::: Input records :::
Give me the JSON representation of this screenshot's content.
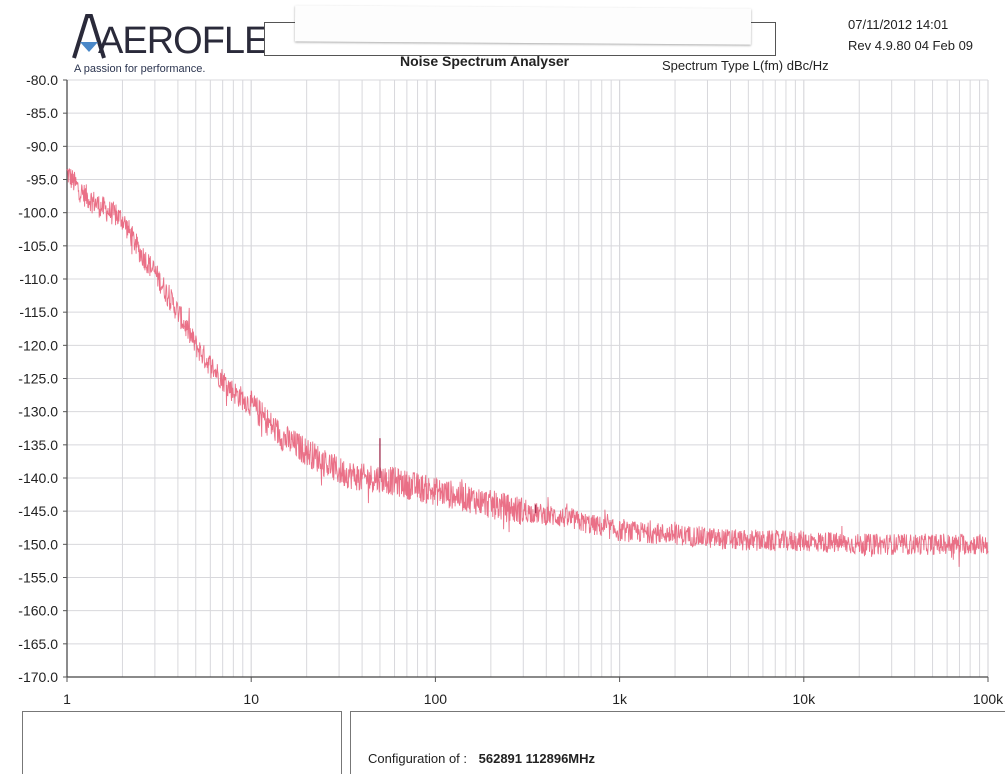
{
  "header": {
    "brand": "AEROFLEX",
    "tagline": "A passion for performance.",
    "title": "Noise Spectrum Analyser",
    "spectrum_type": "Spectrum Type  L(fm) dBc/Hz",
    "date": "07/11/2012  14:01",
    "revision": "Rev 4.9.80 04 Feb 09"
  },
  "footer": {
    "config_label": "Configuration of :",
    "config_value": "562891 112896MHz"
  },
  "colors": {
    "trace": "#e8607a",
    "spike": "#a03050",
    "grid": "#d8d8dc",
    "logo_accent": "#4a88c8"
  },
  "chart_data": {
    "type": "line",
    "title": "Noise Spectrum Analyser",
    "xscale": "log",
    "xlim": [
      1,
      100000
    ],
    "ylim": [
      -170,
      -80
    ],
    "grid": true,
    "x_tick_values": [
      1,
      10,
      100,
      1000,
      10000,
      100000
    ],
    "x_tick_labels": [
      "1",
      "10",
      "100",
      "1k",
      "10k",
      "100k"
    ],
    "y_tick_values": [
      -80,
      -85,
      -90,
      -95,
      -100,
      -105,
      -110,
      -115,
      -120,
      -125,
      -130,
      -135,
      -140,
      -145,
      -150,
      -155,
      -160,
      -165,
      -170
    ],
    "y_tick_labels": [
      "-80.0",
      "-85.0",
      "-90.0",
      "-95.0",
      "-100.0",
      "-105.0",
      "-110.0",
      "-115.0",
      "-120.0",
      "-125.0",
      "-130.0",
      "-135.0",
      "-140.0",
      "-145.0",
      "-150.0",
      "-155.0",
      "-160.0",
      "-165.0",
      "-170.0"
    ],
    "series": [
      {
        "x": [
          1,
          1.2,
          1.5,
          2,
          2.5,
          3,
          4,
          5,
          6,
          8,
          10,
          15,
          20,
          30,
          40,
          50,
          70,
          100,
          150,
          200,
          300,
          500,
          700,
          1000,
          2000,
          3000,
          5000,
          10000,
          20000,
          50000,
          100000
        ],
        "y": [
          -94,
          -97,
          -99,
          -101,
          -106,
          -109,
          -115,
          -120,
          -123,
          -127,
          -129,
          -134,
          -136,
          -139,
          -140,
          -140,
          -141,
          -142,
          -143,
          -144,
          -145,
          -146,
          -147,
          -148,
          -148.5,
          -149,
          -149.5,
          -149.5,
          -150,
          -150,
          -150
        ]
      }
    ],
    "spikes": [
      {
        "x": 50,
        "y": -134
      },
      {
        "x": 350,
        "y": -144
      }
    ]
  }
}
:::
Every record gets retyped exactly; no picture goes into the copy.

Task result:
Give me the JSON representation of this screenshot's content.
{
  "header": {
    "brand": "AEROFLEX",
    "tagline": "A passion for performance.",
    "title": "Noise Spectrum Analyser",
    "spectrum_type": "Spectrum Type  L(fm) dBc/Hz",
    "date": "07/11/2012  14:01",
    "revision": "Rev 4.9.80 04 Feb 09"
  },
  "footer": {
    "config_label": "Configuration of :",
    "config_value": "562891 112896MHz"
  },
  "colors": {
    "trace": "#e8607a",
    "spike": "#a03050",
    "grid": "#d8d8dc",
    "logo_accent": "#4a88c8"
  },
  "chart_data": {
    "type": "line",
    "title": "Noise Spectrum Analyser",
    "xscale": "log",
    "xlim": [
      1,
      100000
    ],
    "ylim": [
      -170,
      -80
    ],
    "grid": true,
    "x_tick_values": [
      1,
      10,
      100,
      1000,
      10000,
      100000
    ],
    "x_tick_labels": [
      "1",
      "10",
      "100",
      "1k",
      "10k",
      "100k"
    ],
    "y_tick_values": [
      -80,
      -85,
      -90,
      -95,
      -100,
      -105,
      -110,
      -115,
      -120,
      -125,
      -130,
      -135,
      -140,
      -145,
      -150,
      -155,
      -160,
      -165,
      -170
    ],
    "y_tick_labels": [
      "-80.0",
      "-85.0",
      "-90.0",
      "-95.0",
      "-100.0",
      "-105.0",
      "-110.0",
      "-115.0",
      "-120.0",
      "-125.0",
      "-130.0",
      "-135.0",
      "-140.0",
      "-145.0",
      "-150.0",
      "-155.0",
      "-160.0",
      "-165.0",
      "-170.0"
    ],
    "series": [
      {
        "x": [
          1,
          1.2,
          1.5,
          2,
          2.5,
          3,
          4,
          5,
          6,
          8,
          10,
          15,
          20,
          30,
          40,
          50,
          70,
          100,
          150,
          200,
          300,
          500,
          700,
          1000,
          2000,
          3000,
          5000,
          10000,
          20000,
          50000,
          100000
        ],
        "y": [
          -94,
          -97,
          -99,
          -101,
          -106,
          -109,
          -115,
          -120,
          -123,
          -127,
          -129,
          -134,
          -136,
          -139,
          -140,
          -140,
          -141,
          -142,
          -143,
          -144,
          -145,
          -146,
          -147,
          -148,
          -148.5,
          -149,
          -149.5,
          -149.5,
          -150,
          -150,
          -150
        ]
      }
    ],
    "spikes": [
      {
        "x": 50,
        "y": -134
      },
      {
        "x": 350,
        "y": -144
      }
    ]
  }
}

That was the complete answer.